What is asked
Retype the tail of the data exactly, starting at the line containing "Convert this screenshot" and stopping at the last line.

-- begin Given records --

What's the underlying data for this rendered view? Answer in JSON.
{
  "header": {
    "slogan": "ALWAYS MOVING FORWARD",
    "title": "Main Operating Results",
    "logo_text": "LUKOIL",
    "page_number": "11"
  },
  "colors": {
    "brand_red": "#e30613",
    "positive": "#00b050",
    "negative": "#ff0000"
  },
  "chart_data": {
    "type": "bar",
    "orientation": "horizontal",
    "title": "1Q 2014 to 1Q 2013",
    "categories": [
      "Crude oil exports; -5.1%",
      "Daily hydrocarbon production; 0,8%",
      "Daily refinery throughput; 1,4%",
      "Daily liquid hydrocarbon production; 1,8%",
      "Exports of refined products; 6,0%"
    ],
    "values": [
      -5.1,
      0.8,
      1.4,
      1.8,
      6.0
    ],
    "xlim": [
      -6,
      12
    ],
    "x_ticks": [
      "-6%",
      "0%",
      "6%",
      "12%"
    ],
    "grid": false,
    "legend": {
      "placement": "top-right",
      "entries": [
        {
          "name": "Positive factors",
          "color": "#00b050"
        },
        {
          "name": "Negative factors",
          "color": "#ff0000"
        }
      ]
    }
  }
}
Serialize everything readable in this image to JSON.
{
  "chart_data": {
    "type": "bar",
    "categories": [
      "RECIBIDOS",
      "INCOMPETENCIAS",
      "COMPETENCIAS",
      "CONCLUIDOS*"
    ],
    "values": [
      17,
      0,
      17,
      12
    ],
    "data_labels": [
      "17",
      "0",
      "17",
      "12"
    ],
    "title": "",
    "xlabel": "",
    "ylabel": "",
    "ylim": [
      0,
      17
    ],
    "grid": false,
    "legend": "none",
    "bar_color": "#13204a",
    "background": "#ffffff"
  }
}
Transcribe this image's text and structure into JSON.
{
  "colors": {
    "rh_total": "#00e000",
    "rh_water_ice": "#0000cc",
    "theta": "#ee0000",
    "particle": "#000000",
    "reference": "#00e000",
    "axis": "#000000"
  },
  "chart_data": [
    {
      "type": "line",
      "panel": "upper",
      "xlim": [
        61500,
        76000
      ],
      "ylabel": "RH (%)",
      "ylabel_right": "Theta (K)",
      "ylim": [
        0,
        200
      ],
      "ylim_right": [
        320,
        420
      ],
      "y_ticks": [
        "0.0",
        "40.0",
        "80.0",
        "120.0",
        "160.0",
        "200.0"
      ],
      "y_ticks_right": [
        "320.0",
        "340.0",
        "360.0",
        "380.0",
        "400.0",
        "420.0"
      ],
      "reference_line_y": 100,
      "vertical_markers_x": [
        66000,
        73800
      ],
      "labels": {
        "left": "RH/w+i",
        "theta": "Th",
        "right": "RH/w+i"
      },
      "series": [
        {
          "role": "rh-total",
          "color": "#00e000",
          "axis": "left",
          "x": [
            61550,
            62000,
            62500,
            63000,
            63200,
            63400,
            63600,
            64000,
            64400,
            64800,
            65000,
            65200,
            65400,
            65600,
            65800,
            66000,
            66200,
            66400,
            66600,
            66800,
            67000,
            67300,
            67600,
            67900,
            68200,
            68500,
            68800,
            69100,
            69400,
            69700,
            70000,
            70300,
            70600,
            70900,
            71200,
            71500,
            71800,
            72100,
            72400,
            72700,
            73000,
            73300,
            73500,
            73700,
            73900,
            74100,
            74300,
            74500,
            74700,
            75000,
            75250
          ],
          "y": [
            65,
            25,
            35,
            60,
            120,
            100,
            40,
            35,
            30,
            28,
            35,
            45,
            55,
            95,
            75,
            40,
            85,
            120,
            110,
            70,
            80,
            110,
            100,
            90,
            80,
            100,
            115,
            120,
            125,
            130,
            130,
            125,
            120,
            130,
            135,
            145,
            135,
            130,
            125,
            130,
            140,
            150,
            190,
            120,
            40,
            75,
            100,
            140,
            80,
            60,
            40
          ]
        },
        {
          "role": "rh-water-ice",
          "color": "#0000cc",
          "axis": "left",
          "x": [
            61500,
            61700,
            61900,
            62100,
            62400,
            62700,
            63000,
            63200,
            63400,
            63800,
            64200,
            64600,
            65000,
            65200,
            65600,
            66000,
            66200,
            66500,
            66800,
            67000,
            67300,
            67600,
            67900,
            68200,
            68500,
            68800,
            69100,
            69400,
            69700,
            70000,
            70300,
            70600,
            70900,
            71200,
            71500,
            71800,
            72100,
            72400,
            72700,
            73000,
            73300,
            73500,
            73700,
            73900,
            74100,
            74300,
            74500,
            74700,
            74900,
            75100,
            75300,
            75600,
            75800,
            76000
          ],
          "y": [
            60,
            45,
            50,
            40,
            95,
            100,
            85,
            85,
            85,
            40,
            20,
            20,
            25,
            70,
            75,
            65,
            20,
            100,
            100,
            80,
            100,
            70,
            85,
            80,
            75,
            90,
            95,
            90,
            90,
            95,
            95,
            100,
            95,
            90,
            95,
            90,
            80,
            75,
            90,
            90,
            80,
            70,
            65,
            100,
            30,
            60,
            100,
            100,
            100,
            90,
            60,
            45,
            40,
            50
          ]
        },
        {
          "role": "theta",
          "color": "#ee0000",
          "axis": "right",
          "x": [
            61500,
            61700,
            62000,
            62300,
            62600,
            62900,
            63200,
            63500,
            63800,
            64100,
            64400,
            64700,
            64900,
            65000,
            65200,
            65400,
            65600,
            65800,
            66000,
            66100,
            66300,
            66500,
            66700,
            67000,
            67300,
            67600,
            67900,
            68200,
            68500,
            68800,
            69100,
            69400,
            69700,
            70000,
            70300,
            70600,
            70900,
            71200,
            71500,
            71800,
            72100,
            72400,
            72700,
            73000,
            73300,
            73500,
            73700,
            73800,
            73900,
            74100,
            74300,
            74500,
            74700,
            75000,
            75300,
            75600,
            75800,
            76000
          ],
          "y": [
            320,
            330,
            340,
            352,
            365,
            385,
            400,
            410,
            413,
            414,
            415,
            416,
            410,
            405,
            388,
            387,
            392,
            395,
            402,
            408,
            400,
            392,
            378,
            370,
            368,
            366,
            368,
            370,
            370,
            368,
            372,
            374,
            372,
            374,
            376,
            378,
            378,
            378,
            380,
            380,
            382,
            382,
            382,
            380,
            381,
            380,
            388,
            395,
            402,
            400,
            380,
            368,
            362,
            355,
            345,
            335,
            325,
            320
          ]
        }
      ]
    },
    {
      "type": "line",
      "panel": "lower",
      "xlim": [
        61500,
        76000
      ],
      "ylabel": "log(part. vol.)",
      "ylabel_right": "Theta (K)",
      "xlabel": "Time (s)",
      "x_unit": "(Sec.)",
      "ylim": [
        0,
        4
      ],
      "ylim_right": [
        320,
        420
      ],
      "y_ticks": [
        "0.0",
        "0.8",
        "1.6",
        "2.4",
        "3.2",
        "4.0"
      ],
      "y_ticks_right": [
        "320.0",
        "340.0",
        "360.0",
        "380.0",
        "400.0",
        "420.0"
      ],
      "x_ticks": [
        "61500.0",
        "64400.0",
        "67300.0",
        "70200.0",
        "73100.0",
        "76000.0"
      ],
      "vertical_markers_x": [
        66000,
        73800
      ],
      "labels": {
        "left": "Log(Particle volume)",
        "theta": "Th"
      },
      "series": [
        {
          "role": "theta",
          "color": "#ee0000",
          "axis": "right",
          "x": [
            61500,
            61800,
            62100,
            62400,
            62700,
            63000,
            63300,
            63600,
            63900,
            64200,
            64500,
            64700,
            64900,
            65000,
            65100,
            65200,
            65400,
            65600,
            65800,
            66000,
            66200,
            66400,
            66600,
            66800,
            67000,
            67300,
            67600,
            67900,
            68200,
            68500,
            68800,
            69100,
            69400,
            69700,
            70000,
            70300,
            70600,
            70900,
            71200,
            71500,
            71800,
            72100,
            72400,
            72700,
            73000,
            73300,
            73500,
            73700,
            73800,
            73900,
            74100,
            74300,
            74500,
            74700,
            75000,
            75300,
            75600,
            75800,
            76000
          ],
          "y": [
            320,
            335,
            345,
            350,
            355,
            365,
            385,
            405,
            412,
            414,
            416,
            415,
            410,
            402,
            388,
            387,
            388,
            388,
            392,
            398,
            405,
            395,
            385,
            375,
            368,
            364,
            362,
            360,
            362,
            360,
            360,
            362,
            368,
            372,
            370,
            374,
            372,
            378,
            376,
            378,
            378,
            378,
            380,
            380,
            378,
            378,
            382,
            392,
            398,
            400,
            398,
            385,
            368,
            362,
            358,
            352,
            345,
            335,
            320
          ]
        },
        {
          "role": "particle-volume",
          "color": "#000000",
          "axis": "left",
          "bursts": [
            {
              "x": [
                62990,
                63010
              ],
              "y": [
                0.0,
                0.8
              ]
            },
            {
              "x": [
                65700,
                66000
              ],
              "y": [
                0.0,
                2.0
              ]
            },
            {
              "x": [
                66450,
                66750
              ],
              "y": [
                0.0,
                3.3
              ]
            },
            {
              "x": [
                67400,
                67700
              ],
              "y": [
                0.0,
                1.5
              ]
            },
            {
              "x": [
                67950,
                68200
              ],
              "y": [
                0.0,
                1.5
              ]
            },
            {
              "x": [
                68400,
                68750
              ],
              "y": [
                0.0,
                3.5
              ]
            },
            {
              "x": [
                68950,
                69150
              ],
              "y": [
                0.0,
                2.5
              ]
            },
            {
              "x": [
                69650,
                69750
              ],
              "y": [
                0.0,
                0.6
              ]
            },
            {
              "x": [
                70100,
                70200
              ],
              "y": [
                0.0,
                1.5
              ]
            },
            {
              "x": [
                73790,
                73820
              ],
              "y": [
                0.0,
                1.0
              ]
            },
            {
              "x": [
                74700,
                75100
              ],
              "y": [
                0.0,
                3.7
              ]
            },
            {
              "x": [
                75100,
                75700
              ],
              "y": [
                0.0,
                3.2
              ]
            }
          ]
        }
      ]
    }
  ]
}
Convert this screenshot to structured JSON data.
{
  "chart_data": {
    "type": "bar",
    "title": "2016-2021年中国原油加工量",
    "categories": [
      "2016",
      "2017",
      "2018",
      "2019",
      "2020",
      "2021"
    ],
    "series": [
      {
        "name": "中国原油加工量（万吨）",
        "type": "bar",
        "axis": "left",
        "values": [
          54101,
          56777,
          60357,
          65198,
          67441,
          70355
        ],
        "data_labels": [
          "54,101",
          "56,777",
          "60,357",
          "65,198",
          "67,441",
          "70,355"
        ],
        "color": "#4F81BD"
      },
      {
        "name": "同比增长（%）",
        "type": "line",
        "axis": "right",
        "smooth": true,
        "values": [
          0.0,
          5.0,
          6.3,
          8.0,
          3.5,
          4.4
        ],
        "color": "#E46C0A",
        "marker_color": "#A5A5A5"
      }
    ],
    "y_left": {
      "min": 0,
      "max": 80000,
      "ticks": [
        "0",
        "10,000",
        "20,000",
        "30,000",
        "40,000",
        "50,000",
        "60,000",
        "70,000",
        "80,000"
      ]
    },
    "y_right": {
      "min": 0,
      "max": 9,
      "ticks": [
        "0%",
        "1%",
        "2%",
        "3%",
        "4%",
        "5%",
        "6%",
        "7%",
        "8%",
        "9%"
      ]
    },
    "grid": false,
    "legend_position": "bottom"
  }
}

-- end Given records --

Task response
Convert this screenshot to structured JSON data.
{
  "chart_data": {
    "type": "bar",
    "title": "2016-2021年中国原油加工量",
    "categories": [
      "2016",
      "2017",
      "2018",
      "2019",
      "2020",
      "2021"
    ],
    "series": [
      {
        "name": "中国原油加工量（万吨）",
        "type": "bar",
        "axis": "left",
        "values": [
          54101,
          56777,
          60357,
          65198,
          67441,
          70355
        ],
        "data_labels": [
          "54,101",
          "56,777",
          "60,357",
          "65,198",
          "67,441",
          "70,355"
        ],
        "color": "#4F81BD"
      },
      {
        "name": "同比增长（%）",
        "type": "line",
        "axis": "right",
        "smooth": true,
        "values": [
          0.0,
          5.0,
          6.3,
          8.0,
          3.5,
          4.4
        ],
        "color": "#E46C0A",
        "marker_color": "#A5A5A5"
      }
    ],
    "y_left": {
      "min": 0,
      "max": 80000,
      "ticks": [
        "0",
        "10,000",
        "20,000",
        "30,000",
        "40,000",
        "50,000",
        "60,000",
        "70,000",
        "80,000"
      ]
    },
    "y_right": {
      "min": 0,
      "max": 9,
      "ticks": [
        "0%",
        "1%",
        "2%",
        "3%",
        "4%",
        "5%",
        "6%",
        "7%",
        "8%",
        "9%"
      ]
    },
    "grid": false,
    "legend_position": "bottom"
  }
}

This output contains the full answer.